▶ Stored rows:
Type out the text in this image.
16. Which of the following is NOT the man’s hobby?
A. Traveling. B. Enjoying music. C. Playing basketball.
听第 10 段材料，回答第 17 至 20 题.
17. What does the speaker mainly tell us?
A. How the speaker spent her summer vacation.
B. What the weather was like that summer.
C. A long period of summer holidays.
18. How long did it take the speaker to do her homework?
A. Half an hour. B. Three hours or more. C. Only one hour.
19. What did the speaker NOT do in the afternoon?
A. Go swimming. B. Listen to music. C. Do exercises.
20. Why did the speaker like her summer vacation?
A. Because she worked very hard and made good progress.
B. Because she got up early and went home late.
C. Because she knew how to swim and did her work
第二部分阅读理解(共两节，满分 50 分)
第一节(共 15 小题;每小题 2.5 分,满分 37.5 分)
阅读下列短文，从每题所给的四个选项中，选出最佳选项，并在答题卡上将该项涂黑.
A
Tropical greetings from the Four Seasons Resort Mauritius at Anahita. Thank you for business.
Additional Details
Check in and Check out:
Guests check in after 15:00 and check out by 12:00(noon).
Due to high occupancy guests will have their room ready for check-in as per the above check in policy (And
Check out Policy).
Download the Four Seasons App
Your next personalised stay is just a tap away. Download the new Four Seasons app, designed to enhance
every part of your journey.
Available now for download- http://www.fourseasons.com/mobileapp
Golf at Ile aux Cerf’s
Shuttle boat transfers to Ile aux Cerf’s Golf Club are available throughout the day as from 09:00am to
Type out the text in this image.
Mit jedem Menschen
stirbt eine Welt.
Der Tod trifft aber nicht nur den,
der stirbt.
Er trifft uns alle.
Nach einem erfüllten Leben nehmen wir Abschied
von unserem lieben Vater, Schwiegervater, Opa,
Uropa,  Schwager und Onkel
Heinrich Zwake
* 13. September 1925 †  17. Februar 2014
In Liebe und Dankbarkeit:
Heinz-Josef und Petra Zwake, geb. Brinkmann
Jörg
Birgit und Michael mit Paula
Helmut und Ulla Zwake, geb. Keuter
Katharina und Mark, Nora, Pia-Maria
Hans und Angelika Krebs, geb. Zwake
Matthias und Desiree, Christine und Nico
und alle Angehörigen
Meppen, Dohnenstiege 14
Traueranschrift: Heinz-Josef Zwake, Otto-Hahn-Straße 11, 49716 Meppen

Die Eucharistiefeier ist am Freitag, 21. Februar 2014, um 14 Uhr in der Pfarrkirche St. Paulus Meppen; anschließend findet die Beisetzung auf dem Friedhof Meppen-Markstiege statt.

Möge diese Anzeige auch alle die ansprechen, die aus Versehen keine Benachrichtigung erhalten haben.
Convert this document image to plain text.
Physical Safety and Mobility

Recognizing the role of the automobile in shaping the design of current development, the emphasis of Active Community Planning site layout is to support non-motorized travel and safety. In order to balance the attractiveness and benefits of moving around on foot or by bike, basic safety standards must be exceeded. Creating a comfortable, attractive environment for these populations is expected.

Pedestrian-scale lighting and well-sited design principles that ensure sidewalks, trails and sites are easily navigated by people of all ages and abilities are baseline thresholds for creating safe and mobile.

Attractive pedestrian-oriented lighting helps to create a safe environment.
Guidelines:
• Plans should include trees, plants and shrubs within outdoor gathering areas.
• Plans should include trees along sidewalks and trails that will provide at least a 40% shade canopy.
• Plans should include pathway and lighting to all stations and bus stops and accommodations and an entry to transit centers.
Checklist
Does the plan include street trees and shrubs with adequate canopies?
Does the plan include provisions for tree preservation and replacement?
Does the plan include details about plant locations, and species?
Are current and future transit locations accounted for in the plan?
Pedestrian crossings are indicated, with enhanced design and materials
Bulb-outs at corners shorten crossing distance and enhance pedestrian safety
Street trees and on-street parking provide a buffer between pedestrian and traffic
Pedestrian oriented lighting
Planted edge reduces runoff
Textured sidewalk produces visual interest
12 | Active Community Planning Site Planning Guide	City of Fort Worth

▶ Given problem:
Copy each line of the data exactly, leaving nothing out.

▶ Response below:
Type out the text in this image.
16. Which of the following is NOT the man’s hobby?
A. Traveling. B. Enjoying music. C. Playing basketball.
听第 10 段材料，回答第 17 至 20 题.
17. What does the speaker mainly tell us?
A. How the speaker spent her summer vacation.
B. What the weather was like that summer.
C. A long period of summer holidays.
18. How long did it take the speaker to do her homework?
A. Half an hour. B. Three hours or more. C. Only one hour.
19. What did the speaker NOT do in the afternoon?
A. Go swimming. B. Listen to music. C. Do exercises.
20. Why did the speaker like her summer vacation?
A. Because she worked very hard and made good progress.
B. Because she got up early and went home late.
C. Because she knew how to swim and did her work
第二部分阅读理解(共两节，满分 50 分)
第一节(共 15 小题;每小题 2.5 分,满分 37.5 分)
阅读下列短文，从每题所给的四个选项中，选出最佳选项，并在答题卡上将该项涂黑.
A
Tropical greetings from the Four Seasons Resort Mauritius at Anahita. Thank you for business.
Additional Details
Check in and Check out:
Guests check in after 15:00 and check out by 12:00(noon).
Due to high occupancy guests will have their room ready for check-in as per the above check in policy (And
Check out Policy).
Download the Four Seasons App
Your next personalised stay is just a tap away. Download the new Four Seasons app, designed to enhance
every part of your journey.
Available now for download- http://www.fourseasons.com/mobileapp
Golf at Ile aux Cerf’s
Shuttle boat transfers to Ile aux Cerf’s Golf Club are available throughout the day as from 09:00am to
Type out the text in this image.
Mit jedem Menschen
stirbt eine Welt.
Der Tod trifft aber nicht nur den,
der stirbt.
Er trifft uns alle.
Nach einem erfüllten Leben nehmen wir Abschied
von unserem lieben Vater, Schwiegervater, Opa,
Uropa,  Schwager und Onkel
Heinrich Zwake
* 13. September 1925 †  17. Februar 2014
In Liebe und Dankbarkeit:
Heinz-Josef und Petra Zwake, geb. Brinkmann
Jörg
Birgit und Michael mit Paula
Helmut und Ulla Zwake, geb. Keuter
Katharina und Mark, Nora, Pia-Maria
Hans und Angelika Krebs, geb. Zwake
Matthias und Desiree, Christine und Nico
und alle Angehörigen
Meppen, Dohnenstiege 14
Traueranschrift: Heinz-Josef Zwake, Otto-Hahn-Straße 11, 49716 Meppen

Die Eucharistiefeier ist am Freitag, 21. Februar 2014, um 14 Uhr in der Pfarrkirche St. Paulus Meppen; anschließend findet die Beisetzung auf dem Friedhof Meppen-Markstiege statt.

Möge diese Anzeige auch alle die ansprechen, die aus Versehen keine Benachrichtigung erhalten haben.
Convert this document image to plain text.
Physical Safety and Mobility

Recognizing the role of the automobile in shaping the design of current development, the emphasis of Active Community Planning site layout is to support non-motorized travel and safety. In order to balance the attractiveness and benefits of moving around on foot or by bike, basic safety standards must be exceeded. Creating a comfortable, attractive environment for these populations is expected.

Pedestrian-scale lighting and well-sited design principles that ensure sidewalks, trails and sites are easily navigated by people of all ages and abilities are baseline thresholds for creating safe and mobile.

Attractive pedestrian-oriented lighting helps to create a safe environment.
Guidelines:
• Plans should include trees, plants and shrubs within outdoor gathering areas.
• Plans should include trees along sidewalks and trails that will provide at least a 40% shade canopy.
• Plans should include pathway and lighting to all stations and bus stops and accommodations and an entry to transit centers.
Checklist
Does the plan include street trees and shrubs with adequate canopies?
Does the plan include provisions for tree preservation and replacement?
Does the plan include details about plant locations, and species?
Are current and future transit locations accounted for in the plan?
Pedestrian crossings are indicated, with enhanced design and materials
Bulb-outs at corners shorten crossing distance and enhance pedestrian safety
Street trees and on-street parking provide a buffer between pedestrian and traffic
Pedestrian oriented lighting
Planted edge reduces runoff
Textured sidewalk produces visual interest
12 | Active Community Planning Site Planning Guide	City of Fort Worth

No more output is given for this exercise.